··· Document text

According to one source each tiny yarrow blossom is supposed to have 5 ray floret “petaloids” but I can count more than that on some of these so I checked another source, which said 3 to 8. That seems more like it. 15 to 40 off white or pale yellow disc florets fill the center.

6-beech-drops

Beech drops (Epifagus americana) grow in deep shade and can be hard to photograph. This isn’t a good shot but it does show the plant’s growth habit and lack of leaves, which is what I’d like you to see. Beech drops grow near beech trees and are a parasite that fasten onto the roots of the tree using root like structures. They take all of their nutrients from the tree so they don’t need leaves, chlorophyll or sunlight. Beech drops are annuals that die off in cold weather, but they can often be found growing in the same place each year.

7-beech-drop-roots

The root like structures on beech drops, called haustoria, can penetrate a beech root. Once inserted the plant takes nutrients from the tree.

8-beech-drop-blossom

Tiny pinkish purple flowers with a darker purplish  or reddish stripe are the only things found on a beech drop’s leafless stems. On the lower part of the stem are flowers that never have to open because they self-fertilize. They are known as cleistogamous flowers. On the upper part of the stem are tubular chasmogamous flowers, which open and are pollinated by insects and are shown in the above photo. This example had what looks like a yellow pistil poking out of it; the first time I’ve seen this. Science doesn’t know much about which insects pollinate this plant.

······

◆ Instructions to follow
In the text about yarrow and beech drops, what are the root-like structures on beech drops called?

··· Information provided

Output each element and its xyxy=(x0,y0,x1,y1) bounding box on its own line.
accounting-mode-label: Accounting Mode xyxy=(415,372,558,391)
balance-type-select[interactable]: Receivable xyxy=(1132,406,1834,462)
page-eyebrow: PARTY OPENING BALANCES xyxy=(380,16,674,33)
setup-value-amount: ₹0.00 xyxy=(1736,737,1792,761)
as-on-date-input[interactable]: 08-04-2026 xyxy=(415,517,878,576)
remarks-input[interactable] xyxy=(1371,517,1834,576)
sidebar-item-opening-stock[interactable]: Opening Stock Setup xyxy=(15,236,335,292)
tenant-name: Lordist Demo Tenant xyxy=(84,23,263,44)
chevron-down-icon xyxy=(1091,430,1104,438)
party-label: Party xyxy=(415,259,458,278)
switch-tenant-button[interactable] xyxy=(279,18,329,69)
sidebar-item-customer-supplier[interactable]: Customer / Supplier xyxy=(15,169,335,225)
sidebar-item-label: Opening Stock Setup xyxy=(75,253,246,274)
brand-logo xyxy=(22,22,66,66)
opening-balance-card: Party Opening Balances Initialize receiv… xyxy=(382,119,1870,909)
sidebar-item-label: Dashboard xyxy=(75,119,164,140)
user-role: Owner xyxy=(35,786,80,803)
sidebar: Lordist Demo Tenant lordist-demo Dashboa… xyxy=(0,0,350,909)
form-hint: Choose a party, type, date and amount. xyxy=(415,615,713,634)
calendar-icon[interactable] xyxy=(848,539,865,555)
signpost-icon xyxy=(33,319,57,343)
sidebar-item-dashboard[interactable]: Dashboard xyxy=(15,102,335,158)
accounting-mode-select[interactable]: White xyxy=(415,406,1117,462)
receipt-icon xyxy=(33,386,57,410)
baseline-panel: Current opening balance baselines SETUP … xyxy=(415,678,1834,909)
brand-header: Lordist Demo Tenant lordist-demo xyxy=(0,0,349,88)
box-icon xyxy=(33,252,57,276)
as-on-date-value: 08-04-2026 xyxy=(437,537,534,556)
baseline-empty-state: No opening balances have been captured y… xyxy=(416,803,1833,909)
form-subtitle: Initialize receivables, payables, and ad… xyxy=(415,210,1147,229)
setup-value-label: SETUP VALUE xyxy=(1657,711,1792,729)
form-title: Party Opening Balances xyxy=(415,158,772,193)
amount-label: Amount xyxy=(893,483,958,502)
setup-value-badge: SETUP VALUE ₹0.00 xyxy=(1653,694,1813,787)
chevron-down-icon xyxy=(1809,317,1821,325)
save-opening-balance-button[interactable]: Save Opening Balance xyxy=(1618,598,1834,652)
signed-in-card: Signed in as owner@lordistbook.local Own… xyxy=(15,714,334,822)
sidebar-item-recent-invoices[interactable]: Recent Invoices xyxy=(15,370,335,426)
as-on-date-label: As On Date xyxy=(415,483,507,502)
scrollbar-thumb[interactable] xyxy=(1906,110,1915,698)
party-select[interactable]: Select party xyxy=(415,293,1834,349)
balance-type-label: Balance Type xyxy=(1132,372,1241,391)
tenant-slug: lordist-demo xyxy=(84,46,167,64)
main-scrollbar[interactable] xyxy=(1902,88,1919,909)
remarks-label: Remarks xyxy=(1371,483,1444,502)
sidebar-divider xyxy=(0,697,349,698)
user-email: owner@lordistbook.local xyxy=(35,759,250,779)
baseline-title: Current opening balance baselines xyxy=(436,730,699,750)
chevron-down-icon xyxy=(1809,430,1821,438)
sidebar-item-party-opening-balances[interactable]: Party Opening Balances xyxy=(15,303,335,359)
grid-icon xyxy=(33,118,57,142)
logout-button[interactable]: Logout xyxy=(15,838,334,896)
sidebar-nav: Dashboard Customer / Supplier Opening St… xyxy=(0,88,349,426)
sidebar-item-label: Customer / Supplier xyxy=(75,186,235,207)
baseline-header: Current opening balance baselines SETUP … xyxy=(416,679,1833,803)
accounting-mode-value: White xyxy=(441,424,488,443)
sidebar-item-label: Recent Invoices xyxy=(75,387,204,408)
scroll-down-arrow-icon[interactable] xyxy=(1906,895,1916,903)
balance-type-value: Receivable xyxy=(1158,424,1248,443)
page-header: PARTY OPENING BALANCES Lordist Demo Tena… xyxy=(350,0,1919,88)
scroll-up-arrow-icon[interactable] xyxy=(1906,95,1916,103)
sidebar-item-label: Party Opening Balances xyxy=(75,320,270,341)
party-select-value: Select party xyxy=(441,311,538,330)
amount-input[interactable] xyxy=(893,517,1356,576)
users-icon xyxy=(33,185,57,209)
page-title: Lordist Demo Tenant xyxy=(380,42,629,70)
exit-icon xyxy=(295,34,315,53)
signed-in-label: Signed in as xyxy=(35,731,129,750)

······

◆ Answer space
Haustoria.